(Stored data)
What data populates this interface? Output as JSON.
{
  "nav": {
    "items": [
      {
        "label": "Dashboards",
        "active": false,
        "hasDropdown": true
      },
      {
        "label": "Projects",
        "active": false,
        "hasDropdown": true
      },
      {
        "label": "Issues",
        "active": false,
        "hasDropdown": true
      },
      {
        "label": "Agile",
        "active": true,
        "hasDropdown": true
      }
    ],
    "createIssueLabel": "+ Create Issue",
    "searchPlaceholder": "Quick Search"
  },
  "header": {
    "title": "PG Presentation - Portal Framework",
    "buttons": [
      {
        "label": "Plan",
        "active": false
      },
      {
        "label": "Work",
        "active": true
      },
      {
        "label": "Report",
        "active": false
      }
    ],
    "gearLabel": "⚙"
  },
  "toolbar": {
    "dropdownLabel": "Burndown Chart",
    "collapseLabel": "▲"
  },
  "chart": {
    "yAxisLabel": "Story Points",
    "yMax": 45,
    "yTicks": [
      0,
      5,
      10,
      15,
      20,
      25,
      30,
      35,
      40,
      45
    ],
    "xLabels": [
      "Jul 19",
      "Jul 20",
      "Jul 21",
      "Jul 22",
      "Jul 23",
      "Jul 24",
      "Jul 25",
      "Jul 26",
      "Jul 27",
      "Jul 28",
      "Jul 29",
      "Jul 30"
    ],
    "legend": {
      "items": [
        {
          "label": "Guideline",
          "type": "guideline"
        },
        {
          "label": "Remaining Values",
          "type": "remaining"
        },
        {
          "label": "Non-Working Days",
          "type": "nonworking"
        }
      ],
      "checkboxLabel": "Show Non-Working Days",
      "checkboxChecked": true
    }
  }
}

__Aim__.
Find the lines containing "type" and list every one of them.

__Reply to the task__.
          "type": "guideline"
          "type": "remaining"
          "type": "nonworking"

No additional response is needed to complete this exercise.